▶ Rows:
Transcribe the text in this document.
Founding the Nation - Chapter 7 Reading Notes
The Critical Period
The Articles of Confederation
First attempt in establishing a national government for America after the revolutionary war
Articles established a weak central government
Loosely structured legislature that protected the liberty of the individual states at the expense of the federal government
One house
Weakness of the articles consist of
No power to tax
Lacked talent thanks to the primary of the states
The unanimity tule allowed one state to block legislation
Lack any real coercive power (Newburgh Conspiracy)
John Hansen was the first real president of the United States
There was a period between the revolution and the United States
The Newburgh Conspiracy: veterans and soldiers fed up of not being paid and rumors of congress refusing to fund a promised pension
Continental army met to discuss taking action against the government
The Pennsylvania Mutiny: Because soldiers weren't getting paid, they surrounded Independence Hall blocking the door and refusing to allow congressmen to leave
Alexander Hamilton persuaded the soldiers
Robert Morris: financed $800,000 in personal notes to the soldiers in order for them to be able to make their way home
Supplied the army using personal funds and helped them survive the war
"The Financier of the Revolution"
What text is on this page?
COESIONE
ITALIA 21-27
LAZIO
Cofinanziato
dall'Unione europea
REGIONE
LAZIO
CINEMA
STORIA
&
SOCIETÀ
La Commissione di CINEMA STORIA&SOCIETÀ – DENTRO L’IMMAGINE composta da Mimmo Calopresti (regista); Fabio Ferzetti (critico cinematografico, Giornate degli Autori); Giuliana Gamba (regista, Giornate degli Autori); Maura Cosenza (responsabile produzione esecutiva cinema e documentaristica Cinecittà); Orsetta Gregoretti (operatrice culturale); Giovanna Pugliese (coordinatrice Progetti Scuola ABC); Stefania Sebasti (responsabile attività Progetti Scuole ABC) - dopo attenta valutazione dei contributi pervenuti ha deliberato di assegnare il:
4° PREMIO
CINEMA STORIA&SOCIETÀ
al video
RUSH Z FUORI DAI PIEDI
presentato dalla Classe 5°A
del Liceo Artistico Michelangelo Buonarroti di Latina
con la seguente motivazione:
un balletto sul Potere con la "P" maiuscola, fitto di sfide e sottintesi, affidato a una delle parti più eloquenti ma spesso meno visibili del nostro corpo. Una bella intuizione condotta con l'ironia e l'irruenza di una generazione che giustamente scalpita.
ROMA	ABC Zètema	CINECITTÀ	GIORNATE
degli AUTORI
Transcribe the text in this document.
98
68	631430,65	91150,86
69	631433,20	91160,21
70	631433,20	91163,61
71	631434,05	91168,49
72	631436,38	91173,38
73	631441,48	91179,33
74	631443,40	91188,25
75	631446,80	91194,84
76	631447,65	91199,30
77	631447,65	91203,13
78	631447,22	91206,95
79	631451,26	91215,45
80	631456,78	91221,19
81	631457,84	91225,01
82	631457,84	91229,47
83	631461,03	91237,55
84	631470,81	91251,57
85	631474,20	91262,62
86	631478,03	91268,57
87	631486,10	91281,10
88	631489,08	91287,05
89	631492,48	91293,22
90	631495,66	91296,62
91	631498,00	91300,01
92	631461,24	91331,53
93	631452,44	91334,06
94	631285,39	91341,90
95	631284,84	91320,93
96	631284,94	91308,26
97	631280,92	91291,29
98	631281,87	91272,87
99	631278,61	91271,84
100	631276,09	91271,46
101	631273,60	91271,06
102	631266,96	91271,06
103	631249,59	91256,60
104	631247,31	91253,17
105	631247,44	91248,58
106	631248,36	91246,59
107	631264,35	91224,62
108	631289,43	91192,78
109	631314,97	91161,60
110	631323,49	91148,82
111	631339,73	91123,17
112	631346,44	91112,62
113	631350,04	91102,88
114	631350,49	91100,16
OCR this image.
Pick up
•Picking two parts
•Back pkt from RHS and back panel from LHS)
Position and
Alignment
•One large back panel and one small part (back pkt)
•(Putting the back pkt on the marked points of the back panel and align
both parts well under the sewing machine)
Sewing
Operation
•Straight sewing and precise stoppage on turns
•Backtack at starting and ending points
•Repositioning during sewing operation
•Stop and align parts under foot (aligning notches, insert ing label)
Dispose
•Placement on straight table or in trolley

▶ Written exercise:
Using the data above, return each line exactly as written.

▶ The solution:
Transcribe the text in this document.
Founding the Nation - Chapter 7 Reading Notes
The Critical Period
The Articles of Confederation
First attempt in establishing a national government for America after the revolutionary war
Articles established a weak central government
Loosely structured legislature that protected the liberty of the individual states at the expense of the federal government
One house
Weakness of the articles consist of
No power to tax
Lacked talent thanks to the primary of the states
The unanimity tule allowed one state to block legislation
Lack any real coercive power (Newburgh Conspiracy)
John Hansen was the first real president of the United States
There was a period between the revolution and the United States
The Newburgh Conspiracy: veterans and soldiers fed up of not being paid and rumors of congress refusing to fund a promised pension
Continental army met to discuss taking action against the government
The Pennsylvania Mutiny: Because soldiers weren't getting paid, they surrounded Independence Hall blocking the door and refusing to allow congressmen to leave
Alexander Hamilton persuaded the soldiers
Robert Morris: financed $800,000 in personal notes to the soldiers in order for them to be able to make their way home
Supplied the army using personal funds and helped them survive the war
"The Financier of the Revolution"
What text is on this page?
COESIONE
ITALIA 21-27
LAZIO
Cofinanziato
dall'Unione europea
REGIONE
LAZIO
CINEMA
STORIA
&
SOCIETÀ
La Commissione di CINEMA STORIA&SOCIETÀ – DENTRO L’IMMAGINE composta da Mimmo Calopresti (regista); Fabio Ferzetti (critico cinematografico, Giornate degli Autori); Giuliana Gamba (regista, Giornate degli Autori); Maura Cosenza (responsabile produzione esecutiva cinema e documentaristica Cinecittà); Orsetta Gregoretti (operatrice culturale); Giovanna Pugliese (coordinatrice Progetti Scuola ABC); Stefania Sebasti (responsabile attività Progetti Scuole ABC) - dopo attenta valutazione dei contributi pervenuti ha deliberato di assegnare il:
4° PREMIO
CINEMA STORIA&SOCIETÀ
al video
RUSH Z FUORI DAI PIEDI
presentato dalla Classe 5°A
del Liceo Artistico Michelangelo Buonarroti di Latina
con la seguente motivazione:
un balletto sul Potere con la "P" maiuscola, fitto di sfide e sottintesi, affidato a una delle parti più eloquenti ma spesso meno visibili del nostro corpo. Una bella intuizione condotta con l'ironia e l'irruenza di una generazione che giustamente scalpita.
ROMA	ABC Zètema	CINECITTÀ	GIORNATE
degli AUTORI
Transcribe the text in this document.
98
68	631430,65	91150,86
69	631433,20	91160,21
70	631433,20	91163,61
71	631434,05	91168,49
72	631436,38	91173,38
73	631441,48	91179,33
74	631443,40	91188,25
75	631446,80	91194,84
76	631447,65	91199,30
77	631447,65	91203,13
78	631447,22	91206,95
79	631451,26	91215,45
80	631456,78	91221,19
81	631457,84	91225,01
82	631457,84	91229,47
83	631461,03	91237,55
84	631470,81	91251,57
85	631474,20	91262,62
86	631478,03	91268,57
87	631486,10	91281,10
88	631489,08	91287,05
89	631492,48	91293,22
90	631495,66	91296,62
91	631498,00	91300,01
92	631461,24	91331,53
93	631452,44	91334,06
94	631285,39	91341,90
95	631284,84	91320,93
96	631284,94	91308,26
97	631280,92	91291,29
98	631281,87	91272,87
99	631278,61	91271,84
100	631276,09	91271,46
101	631273,60	91271,06
102	631266,96	91271,06
103	631249,59	91256,60
104	631247,31	91253,17
105	631247,44	91248,58
106	631248,36	91246,59
107	631264,35	91224,62
108	631289,43	91192,78
109	631314,97	91161,60
110	631323,49	91148,82
111	631339,73	91123,17
112	631346,44	91112,62
113	631350,04	91102,88
114	631350,49	91100,16
OCR this image.
Pick up
•Picking two parts
•Back pkt from RHS and back panel from LHS)
Position and
Alignment
•One large back panel and one small part (back pkt)
•(Putting the back pkt on the marked points of the back panel and align
both parts well under the sewing machine)
Sewing
Operation
•Straight sewing and precise stoppage on turns
•Backtack at starting and ending points
•Repositioning during sewing operation
•Stop and align parts under foot (aligning notches, insert ing label)
Dispose
•Placement on straight table or in trolley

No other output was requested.